SUPPLIED INFORMATION —
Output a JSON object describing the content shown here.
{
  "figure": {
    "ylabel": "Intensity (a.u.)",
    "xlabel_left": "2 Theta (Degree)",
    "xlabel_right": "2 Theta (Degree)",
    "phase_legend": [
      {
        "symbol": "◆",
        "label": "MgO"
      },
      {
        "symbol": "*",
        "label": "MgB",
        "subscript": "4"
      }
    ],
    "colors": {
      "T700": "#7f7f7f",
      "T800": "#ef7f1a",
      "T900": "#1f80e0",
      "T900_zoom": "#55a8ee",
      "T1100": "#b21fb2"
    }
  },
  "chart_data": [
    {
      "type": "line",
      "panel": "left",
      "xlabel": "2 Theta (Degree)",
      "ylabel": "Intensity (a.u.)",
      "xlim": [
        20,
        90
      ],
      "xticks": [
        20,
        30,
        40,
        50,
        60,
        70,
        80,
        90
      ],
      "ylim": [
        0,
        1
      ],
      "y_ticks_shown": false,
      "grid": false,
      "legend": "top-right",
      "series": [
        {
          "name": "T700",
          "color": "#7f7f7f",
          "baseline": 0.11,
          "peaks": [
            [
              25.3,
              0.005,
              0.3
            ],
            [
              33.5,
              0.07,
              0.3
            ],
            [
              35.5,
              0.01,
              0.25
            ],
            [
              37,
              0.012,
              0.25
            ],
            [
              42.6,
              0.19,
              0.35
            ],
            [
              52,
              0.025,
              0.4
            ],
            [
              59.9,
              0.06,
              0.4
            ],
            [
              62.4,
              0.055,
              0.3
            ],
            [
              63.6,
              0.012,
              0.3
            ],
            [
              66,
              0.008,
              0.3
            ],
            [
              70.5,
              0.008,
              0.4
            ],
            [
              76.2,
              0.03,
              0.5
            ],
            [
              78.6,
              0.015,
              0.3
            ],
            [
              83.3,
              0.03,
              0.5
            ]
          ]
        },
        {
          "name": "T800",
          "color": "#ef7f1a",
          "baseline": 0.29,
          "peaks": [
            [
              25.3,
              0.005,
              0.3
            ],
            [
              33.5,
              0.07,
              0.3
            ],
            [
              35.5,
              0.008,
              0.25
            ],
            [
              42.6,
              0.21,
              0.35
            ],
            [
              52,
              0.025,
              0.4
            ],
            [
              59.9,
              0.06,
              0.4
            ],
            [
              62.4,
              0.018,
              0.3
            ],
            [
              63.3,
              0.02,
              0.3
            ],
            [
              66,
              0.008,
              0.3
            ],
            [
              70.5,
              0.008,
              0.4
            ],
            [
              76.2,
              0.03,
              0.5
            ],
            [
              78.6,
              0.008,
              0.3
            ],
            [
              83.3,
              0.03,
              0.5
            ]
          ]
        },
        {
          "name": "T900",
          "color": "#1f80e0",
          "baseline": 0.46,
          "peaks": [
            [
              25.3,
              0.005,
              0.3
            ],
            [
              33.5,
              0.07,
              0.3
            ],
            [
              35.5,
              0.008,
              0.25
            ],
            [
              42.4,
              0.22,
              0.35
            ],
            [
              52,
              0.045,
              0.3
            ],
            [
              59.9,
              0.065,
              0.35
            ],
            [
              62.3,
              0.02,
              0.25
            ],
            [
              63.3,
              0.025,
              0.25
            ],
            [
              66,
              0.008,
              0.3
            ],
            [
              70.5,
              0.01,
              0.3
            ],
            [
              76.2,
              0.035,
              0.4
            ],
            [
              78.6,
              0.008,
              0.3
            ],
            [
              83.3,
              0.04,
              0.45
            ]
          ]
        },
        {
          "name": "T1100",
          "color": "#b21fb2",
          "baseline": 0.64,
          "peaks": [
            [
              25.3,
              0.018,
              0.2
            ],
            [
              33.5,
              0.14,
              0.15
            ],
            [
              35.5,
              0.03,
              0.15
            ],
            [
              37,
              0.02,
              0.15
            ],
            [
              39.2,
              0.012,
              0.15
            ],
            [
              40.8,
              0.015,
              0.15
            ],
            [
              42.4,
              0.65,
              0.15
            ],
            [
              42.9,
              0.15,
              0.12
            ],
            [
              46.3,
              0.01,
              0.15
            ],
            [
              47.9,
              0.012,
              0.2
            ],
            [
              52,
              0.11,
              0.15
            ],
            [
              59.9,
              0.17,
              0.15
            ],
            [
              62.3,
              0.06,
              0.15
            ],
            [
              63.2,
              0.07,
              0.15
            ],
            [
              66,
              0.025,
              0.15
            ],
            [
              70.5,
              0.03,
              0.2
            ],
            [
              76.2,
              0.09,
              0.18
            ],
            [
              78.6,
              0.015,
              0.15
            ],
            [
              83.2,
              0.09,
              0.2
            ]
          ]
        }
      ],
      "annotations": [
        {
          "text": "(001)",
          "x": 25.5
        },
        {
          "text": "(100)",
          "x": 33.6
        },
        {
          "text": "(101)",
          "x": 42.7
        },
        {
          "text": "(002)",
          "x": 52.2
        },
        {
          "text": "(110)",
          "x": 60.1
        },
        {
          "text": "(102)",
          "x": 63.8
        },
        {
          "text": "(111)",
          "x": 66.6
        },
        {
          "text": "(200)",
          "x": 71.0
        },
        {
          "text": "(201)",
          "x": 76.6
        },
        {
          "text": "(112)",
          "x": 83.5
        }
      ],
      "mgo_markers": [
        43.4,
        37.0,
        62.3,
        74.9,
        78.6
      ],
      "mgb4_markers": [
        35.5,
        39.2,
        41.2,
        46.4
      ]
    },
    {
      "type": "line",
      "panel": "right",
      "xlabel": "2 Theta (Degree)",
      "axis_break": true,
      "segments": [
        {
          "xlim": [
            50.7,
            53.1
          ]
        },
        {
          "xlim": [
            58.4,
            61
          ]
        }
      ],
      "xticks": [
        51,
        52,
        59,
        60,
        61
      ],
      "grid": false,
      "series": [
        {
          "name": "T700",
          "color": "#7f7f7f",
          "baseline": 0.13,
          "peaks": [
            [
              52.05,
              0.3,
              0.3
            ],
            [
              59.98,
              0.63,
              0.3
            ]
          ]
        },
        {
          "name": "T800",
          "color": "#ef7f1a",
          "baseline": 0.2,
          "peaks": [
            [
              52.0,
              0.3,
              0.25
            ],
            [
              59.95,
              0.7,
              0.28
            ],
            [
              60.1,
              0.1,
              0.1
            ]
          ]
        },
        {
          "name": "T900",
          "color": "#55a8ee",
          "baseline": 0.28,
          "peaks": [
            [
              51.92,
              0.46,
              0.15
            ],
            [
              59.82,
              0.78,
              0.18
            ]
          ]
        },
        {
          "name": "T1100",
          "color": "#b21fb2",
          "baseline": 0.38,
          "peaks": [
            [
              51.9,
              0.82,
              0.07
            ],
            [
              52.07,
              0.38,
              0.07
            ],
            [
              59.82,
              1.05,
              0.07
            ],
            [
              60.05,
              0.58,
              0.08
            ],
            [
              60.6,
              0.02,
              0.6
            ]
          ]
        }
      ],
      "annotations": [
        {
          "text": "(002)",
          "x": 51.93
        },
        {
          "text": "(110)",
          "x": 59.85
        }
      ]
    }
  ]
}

GIVEN PROBLEM —
Please output the entire listing exactly as it stands.

REPLY TO THE TASK —
Output a JSON object describing the content shown here.
{
  "figure": {
    "ylabel": "Intensity (a.u.)",
    "xlabel_left": "2 Theta (Degree)",
    "xlabel_right": "2 Theta (Degree)",
    "phase_legend": [
      {
        "symbol": "◆",
        "label": "MgO"
      },
      {
        "symbol": "*",
        "label": "MgB",
        "subscript": "4"
      }
    ],
    "colors": {
      "T700": "#7f7f7f",
      "T800": "#ef7f1a",
      "T900": "#1f80e0",
      "T900_zoom": "#55a8ee",
      "T1100": "#b21fb2"
    }
  },
  "chart_data": [
    {
      "type": "line",
      "panel": "left",
      "xlabel": "2 Theta (Degree)",
      "ylabel": "Intensity (a.u.)",
      "xlim": [
        20,
        90
      ],
      "xticks": [
        20,
        30,
        40,
        50,
        60,
        70,
        80,
        90
      ],
      "ylim": [
        0,
        1
      ],
      "y_ticks_shown": false,
      "grid": false,
      "legend": "top-right",
      "series": [
        {
          "name": "T700",
          "color": "#7f7f7f",
          "baseline": 0.11,
          "peaks": [
            [
              25.3,
              0.005,
              0.3
            ],
            [
              33.5,
              0.07,
              0.3
            ],
            [
              35.5,
              0.01,
              0.25
            ],
            [
              37,
              0.012,
              0.25
            ],
            [
              42.6,
              0.19,
              0.35
            ],
            [
              52,
              0.025,
              0.4
            ],
            [
              59.9,
              0.06,
              0.4
            ],
            [
              62.4,
              0.055,
              0.3
            ],
            [
              63.6,
              0.012,
              0.3
            ],
            [
              66,
              0.008,
              0.3
            ],
            [
              70.5,
              0.008,
              0.4
            ],
            [
              76.2,
              0.03,
              0.5
            ],
            [
              78.6,
              0.015,
              0.3
            ],
            [
              83.3,
              0.03,
              0.5
            ]
          ]
        },
        {
          "name": "T800",
          "color": "#ef7f1a",
          "baseline": 0.29,
          "peaks": [
            [
              25.3,
              0.005,
              0.3
            ],
            [
              33.5,
              0.07,
              0.3
            ],
            [
              35.5,
              0.008,
              0.25
            ],
            [
              42.6,
              0.21,
              0.35
            ],
            [
              52,
              0.025,
              0.4
            ],
            [
              59.9,
              0.06,
              0.4
            ],
            [
              62.4,
              0.018,
              0.3
            ],
            [
              63.3,
              0.02,
              0.3
            ],
            [
              66,
              0.008,
              0.3
            ],
            [
              70.5,
              0.008,
              0.4
            ],
            [
              76.2,
              0.03,
              0.5
            ],
            [
              78.6,
              0.008,
              0.3
            ],
            [
              83.3,
              0.03,
              0.5
            ]
          ]
        },
        {
          "name": "T900",
          "color": "#1f80e0",
          "baseline": 0.46,
          "peaks": [
            [
              25.3,
              0.005,
              0.3
            ],
            [
              33.5,
              0.07,
              0.3
            ],
            [
              35.5,
              0.008,
              0.25
            ],
            [
              42.4,
              0.22,
              0.35
            ],
            [
              52,
              0.045,
              0.3
            ],
            [
              59.9,
              0.065,
              0.35
            ],
            [
              62.3,
              0.02,
              0.25
            ],
            [
              63.3,
              0.025,
              0.25
            ],
            [
              66,
              0.008,
              0.3
            ],
            [
              70.5,
              0.01,
              0.3
            ],
            [
              76.2,
              0.035,
              0.4
            ],
            [
              78.6,
              0.008,
              0.3
            ],
            [
              83.3,
              0.04,
              0.45
            ]
          ]
        },
        {
          "name": "T1100",
          "color": "#b21fb2",
          "baseline": 0.64,
          "peaks": [
            [
              25.3,
              0.018,
              0.2
            ],
            [
              33.5,
              0.14,
              0.15
            ],
            [
              35.5,
              0.03,
              0.15
            ],
            [
              37,
              0.02,
              0.15
            ],
            [
              39.2,
              0.012,
              0.15
            ],
            [
              40.8,
              0.015,
              0.15
            ],
            [
              42.4,
              0.65,
              0.15
            ],
            [
              42.9,
              0.15,
              0.12
            ],
            [
              46.3,
              0.01,
              0.15
            ],
            [
              47.9,
              0.012,
              0.2
            ],
            [
              52,
              0.11,
              0.15
            ],
            [
              59.9,
              0.17,
              0.15
            ],
            [
              62.3,
              0.06,
              0.15
            ],
            [
              63.2,
              0.07,
              0.15
            ],
            [
              66,
              0.025,
              0.15
            ],
            [
              70.5,
              0.03,
              0.2
            ],
            [
              76.2,
              0.09,
              0.18
            ],
            [
              78.6,
              0.015,
              0.15
            ],
            [
              83.2,
              0.09,
              0.2
            ]
          ]
        }
      ],
      "annotations": [
        {
          "text": "(001)",
          "x": 25.5
        },
        {
          "text": "(100)",
          "x": 33.6
        },
        {
          "text": "(101)",
          "x": 42.7
        },
        {
          "text": "(002)",
          "x": 52.2
        },
        {
          "text": "(110)",
          "x": 60.1
        },
        {
          "text": "(102)",
          "x": 63.8
        },
        {
          "text": "(111)",
          "x": 66.6
        },
        {
          "text": "(200)",
          "x": 71.0
        },
        {
          "text": "(201)",
          "x": 76.6
        },
        {
          "text": "(112)",
          "x": 83.5
        }
      ],
      "mgo_markers": [
        43.4,
        37.0,
        62.3,
        74.9,
        78.6
      ],
      "mgb4_markers": [
        35.5,
        39.2,
        41.2,
        46.4
      ]
    },
    {
      "type": "line",
      "panel": "right",
      "xlabel": "2 Theta (Degree)",
      "axis_break": true,
      "segments": [
        {
          "xlim": [
            50.7,
            53.1
          ]
        },
        {
          "xlim": [
            58.4,
            61
          ]
        }
      ],
      "xticks": [
        51,
        52,
        59,
        60,
        61
      ],
      "grid": false,
      "series": [
        {
          "name": "T700",
          "color": "#7f7f7f",
          "baseline": 0.13,
          "peaks": [
            [
              52.05,
              0.3,
              0.3
            ],
            [
              59.98,
              0.63,
              0.3
            ]
          ]
        },
        {
          "name": "T800",
          "color": "#ef7f1a",
          "baseline": 0.2,
          "peaks": [
            [
              52.0,
              0.3,
              0.25
            ],
            [
              59.95,
              0.7,
              0.28
            ],
            [
              60.1,
              0.1,
              0.1
            ]
          ]
        },
        {
          "name": "T900",
          "color": "#55a8ee",
          "baseline": 0.28,
          "peaks": [
            [
              51.92,
              0.46,
              0.15
            ],
            [
              59.82,
              0.78,
              0.18
            ]
          ]
        },
        {
          "name": "T1100",
          "color": "#b21fb2",
          "baseline": 0.38,
          "peaks": [
            [
              51.9,
              0.82,
              0.07
            ],
            [
              52.07,
              0.38,
              0.07
            ],
            [
              59.82,
              1.05,
              0.07
            ],
            [
              60.05,
              0.58,
              0.08
            ],
            [
              60.6,
              0.02,
              0.6
            ]
          ]
        }
      ],
      "annotations": [
        {
          "text": "(002)",
          "x": 51.93
        },
        {
          "text": "(110)",
          "x": 59.85
        }
      ]
    }
  ]
}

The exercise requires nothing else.